[A block of data]

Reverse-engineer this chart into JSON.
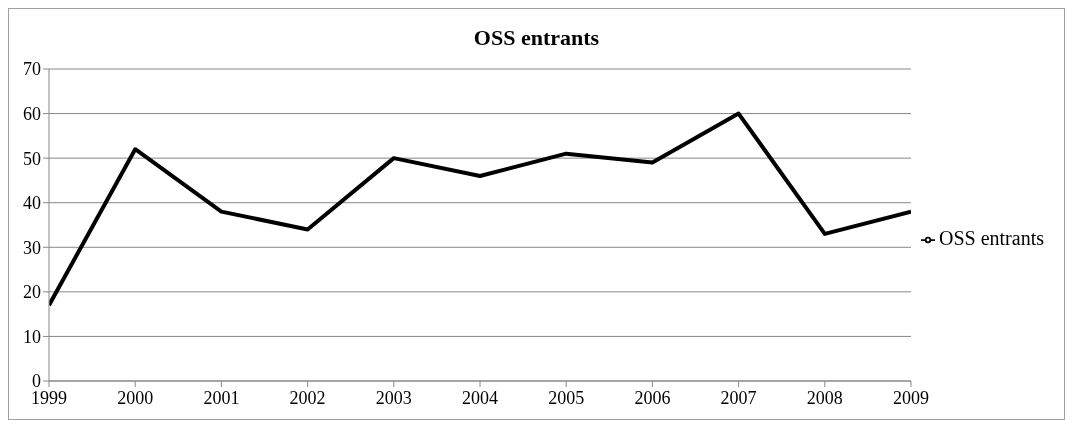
{
  "chart_data": {
    "type": "line",
    "title": "OSS entrants",
    "x": [
      1999,
      2000,
      2001,
      2002,
      2003,
      2004,
      2005,
      2006,
      2007,
      2008,
      2009
    ],
    "series": [
      {
        "name": "OSS entrants",
        "color": "#000000",
        "values": [
          17,
          52,
          38,
          34,
          50,
          46,
          51,
          49,
          60,
          33,
          38
        ]
      }
    ],
    "xlim": [
      1999,
      2009
    ],
    "xticks": [
      1999,
      2000,
      2001,
      2002,
      2003,
      2004,
      2005,
      2006,
      2007,
      2008,
      2009
    ],
    "ylim": [
      0,
      70
    ],
    "yticks": [
      0,
      10,
      20,
      30,
      40,
      50,
      60,
      70
    ],
    "grid": "y",
    "legend": "right",
    "marker": "none",
    "line_style": "solid"
  }
}
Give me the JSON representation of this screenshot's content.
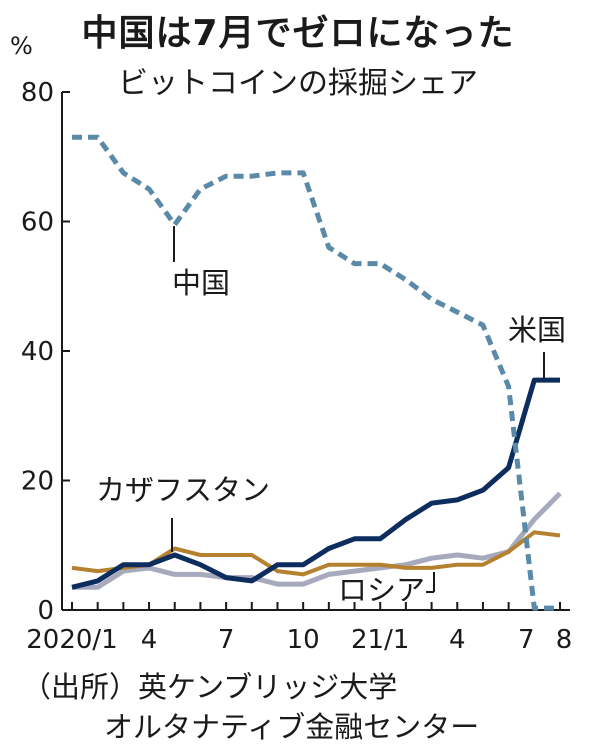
{
  "header": {
    "title": "中国は7月でゼロになった",
    "subtitle": "ビットコインの採掘シェア",
    "unit": "%"
  },
  "source": {
    "line1": "（出所）英ケンブリッジ大学",
    "line2": "オルタナティブ金融センター"
  },
  "colors": {
    "china": "#5b8aa8",
    "usa": "#0d2d5e",
    "kazakhstan": "#b5812e",
    "russia": "#a7a9bd",
    "axis": "#1a1a1a"
  },
  "chart_data": {
    "type": "line",
    "title": "中国は7月でゼロになった",
    "subtitle": "ビットコインの採掘シェア",
    "ylabel": "%",
    "ylim": [
      0,
      80
    ],
    "yticks": [
      0,
      20,
      40,
      60,
      80
    ],
    "x_tick_labels": [
      {
        "month": 0,
        "label": "2020/1"
      },
      {
        "month": 3,
        "label": "4"
      },
      {
        "month": 6,
        "label": "7"
      },
      {
        "month": 9,
        "label": "10"
      },
      {
        "month": 12,
        "label": "21/1"
      },
      {
        "month": 15,
        "label": "4"
      },
      {
        "month": 18,
        "label": "7"
      },
      {
        "month": 19,
        "label": "8"
      }
    ],
    "series": [
      {
        "name": "中国",
        "key": "china",
        "style": "dashed",
        "points": [
          [
            0,
            73
          ],
          [
            1,
            73
          ],
          [
            2,
            67.5
          ],
          [
            3,
            65
          ],
          [
            4,
            59.5
          ],
          [
            5,
            65
          ],
          [
            6,
            67
          ],
          [
            7,
            67
          ],
          [
            8,
            67.5
          ],
          [
            9,
            67.5
          ],
          [
            10,
            56
          ],
          [
            11,
            53.5
          ],
          [
            12,
            53.5
          ],
          [
            13,
            51
          ],
          [
            14,
            48
          ],
          [
            15,
            46
          ],
          [
            16,
            44
          ],
          [
            17,
            34.5
          ],
          [
            18,
            0.3
          ],
          [
            19,
            0.3
          ]
        ]
      },
      {
        "name": "米国",
        "key": "usa",
        "style": "solid",
        "points": [
          [
            0,
            3.5
          ],
          [
            1,
            4.5
          ],
          [
            2,
            7
          ],
          [
            3,
            7
          ],
          [
            4,
            8.5
          ],
          [
            5,
            7
          ],
          [
            6,
            5
          ],
          [
            7,
            4.5
          ],
          [
            8,
            7
          ],
          [
            9,
            7
          ],
          [
            10,
            9.5
          ],
          [
            11,
            11
          ],
          [
            12,
            11
          ],
          [
            13,
            14
          ],
          [
            14,
            16.5
          ],
          [
            15,
            17
          ],
          [
            16,
            18.5
          ],
          [
            17,
            22
          ],
          [
            18,
            35.5
          ],
          [
            19,
            35.5
          ]
        ]
      },
      {
        "name": "カザフスタン",
        "key": "kazakhstan",
        "style": "solid",
        "points": [
          [
            0,
            6.5
          ],
          [
            1,
            6
          ],
          [
            2,
            6.5
          ],
          [
            3,
            7
          ],
          [
            4,
            9.5
          ],
          [
            5,
            8.5
          ],
          [
            6,
            8.5
          ],
          [
            7,
            8.5
          ],
          [
            8,
            6
          ],
          [
            9,
            5.5
          ],
          [
            10,
            7
          ],
          [
            11,
            7
          ],
          [
            12,
            7
          ],
          [
            13,
            6.5
          ],
          [
            14,
            6.5
          ],
          [
            15,
            7
          ],
          [
            16,
            7
          ],
          [
            17,
            9
          ],
          [
            18,
            12
          ],
          [
            19,
            11.5
          ]
        ]
      },
      {
        "name": "ロシア",
        "key": "russia",
        "style": "solid",
        "points": [
          [
            0,
            3.5
          ],
          [
            1,
            3.5
          ],
          [
            2,
            6
          ],
          [
            3,
            6.5
          ],
          [
            4,
            5.5
          ],
          [
            5,
            5.5
          ],
          [
            6,
            5
          ],
          [
            7,
            5
          ],
          [
            8,
            4
          ],
          [
            9,
            4
          ],
          [
            10,
            5.5
          ],
          [
            11,
            6
          ],
          [
            12,
            6.5
          ],
          [
            13,
            7
          ],
          [
            14,
            8
          ],
          [
            15,
            8.5
          ],
          [
            16,
            8
          ],
          [
            17,
            9
          ],
          [
            18,
            14
          ],
          [
            19,
            18
          ]
        ]
      }
    ]
  }
}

» WHAT IS NEEDED:
Copy out each record shown above without alteration, skipping any picture.

» PROBLEM SOLUTION:
Reverse-engineer this chart into JSON.
{
  "chart_data": {
    "type": "line",
    "title": "OSS entrants",
    "x": [
      1999,
      2000,
      2001,
      2002,
      2003,
      2004,
      2005,
      2006,
      2007,
      2008,
      2009
    ],
    "series": [
      {
        "name": "OSS entrants",
        "color": "#000000",
        "values": [
          17,
          52,
          38,
          34,
          50,
          46,
          51,
          49,
          60,
          33,
          38
        ]
      }
    ],
    "xlim": [
      1999,
      2009
    ],
    "xticks": [
      1999,
      2000,
      2001,
      2002,
      2003,
      2004,
      2005,
      2006,
      2007,
      2008,
      2009
    ],
    "ylim": [
      0,
      70
    ],
    "yticks": [
      0,
      10,
      20,
      30,
      40,
      50,
      60,
      70
    ],
    "grid": "y",
    "legend": "right",
    "marker": "none",
    "line_style": "solid"
  }
}
Give me the JSON representation of this screenshot's content.
{
  "header": {
    "title": "中国は7月でゼロになった",
    "subtitle": "ビットコインの採掘シェア",
    "unit": "%"
  },
  "source": {
    "line1": "（出所）英ケンブリッジ大学",
    "line2": "オルタナティブ金融センター"
  },
  "colors": {
    "china": "#5b8aa8",
    "usa": "#0d2d5e",
    "kazakhstan": "#b5812e",
    "russia": "#a7a9bd",
    "axis": "#1a1a1a"
  },
  "chart_data": {
    "type": "line",
    "title": "中国は7月でゼロになった",
    "subtitle": "ビットコインの採掘シェア",
    "ylabel": "%",
    "ylim": [
      0,
      80
    ],
    "yticks": [
      0,
      20,
      40,
      60,
      80
    ],
    "x_tick_labels": [
      {
        "month": 0,
        "label": "2020/1"
      },
      {
        "month": 3,
        "label": "4"
      },
      {
        "month": 6,
        "label": "7"
      },
      {
        "month": 9,
        "label": "10"
      },
      {
        "month": 12,
        "label": "21/1"
      },
      {
        "month": 15,
        "label": "4"
      },
      {
        "month": 18,
        "label": "7"
      },
      {
        "month": 19,
        "label": "8"
      }
    ],
    "series": [
      {
        "name": "中国",
        "key": "china",
        "style": "dashed",
        "points": [
          [
            0,
            73
          ],
          [
            1,
            73
          ],
          [
            2,
            67.5
          ],
          [
            3,
            65
          ],
          [
            4,
            59.5
          ],
          [
            5,
            65
          ],
          [
            6,
            67
          ],
          [
            7,
            67
          ],
          [
            8,
            67.5
          ],
          [
            9,
            67.5
          ],
          [
            10,
            56
          ],
          [
            11,
            53.5
          ],
          [
            12,
            53.5
          ],
          [
            13,
            51
          ],
          [
            14,
            48
          ],
          [
            15,
            46
          ],
          [
            16,
            44
          ],
          [
            17,
            34.5
          ],
          [
            18,
            0.3
          ],
          [
            19,
            0.3
          ]
        ]
      },
      {
        "name": "米国",
        "key": "usa",
        "style": "solid",
        "points": [
          [
            0,
            3.5
          ],
          [
            1,
            4.5
          ],
          [
            2,
            7
          ],
          [
            3,
            7
          ],
          [
            4,
            8.5
          ],
          [
            5,
            7
          ],
          [
            6,
            5
          ],
          [
            7,
            4.5
          ],
          [
            8,
            7
          ],
          [
            9,
            7
          ],
          [
            10,
            9.5
          ],
          [
            11,
            11
          ],
          [
            12,
            11
          ],
          [
            13,
            14
          ],
          [
            14,
            16.5
          ],
          [
            15,
            17
          ],
          [
            16,
            18.5
          ],
          [
            17,
            22
          ],
          [
            18,
            35.5
          ],
          [
            19,
            35.5
          ]
        ]
      },
      {
        "name": "カザフスタン",
        "key": "kazakhstan",
        "style": "solid",
        "points": [
          [
            0,
            6.5
          ],
          [
            1,
            6
          ],
          [
            2,
            6.5
          ],
          [
            3,
            7
          ],
          [
            4,
            9.5
          ],
          [
            5,
            8.5
          ],
          [
            6,
            8.5
          ],
          [
            7,
            8.5
          ],
          [
            8,
            6
          ],
          [
            9,
            5.5
          ],
          [
            10,
            7
          ],
          [
            11,
            7
          ],
          [
            12,
            7
          ],
          [
            13,
            6.5
          ],
          [
            14,
            6.5
          ],
          [
            15,
            7
          ],
          [
            16,
            7
          ],
          [
            17,
            9
          ],
          [
            18,
            12
          ],
          [
            19,
            11.5
          ]
        ]
      },
      {
        "name": "ロシア",
        "key": "russia",
        "style": "solid",
        "points": [
          [
            0,
            3.5
          ],
          [
            1,
            3.5
          ],
          [
            2,
            6
          ],
          [
            3,
            6.5
          ],
          [
            4,
            5.5
          ],
          [
            5,
            5.5
          ],
          [
            6,
            5
          ],
          [
            7,
            5
          ],
          [
            8,
            4
          ],
          [
            9,
            4
          ],
          [
            10,
            5.5
          ],
          [
            11,
            6
          ],
          [
            12,
            6.5
          ],
          [
            13,
            7
          ],
          [
            14,
            8
          ],
          [
            15,
            8.5
          ],
          [
            16,
            8
          ],
          [
            17,
            9
          ],
          [
            18,
            14
          ],
          [
            19,
            18
          ]
        ]
      }
    ]
  }
}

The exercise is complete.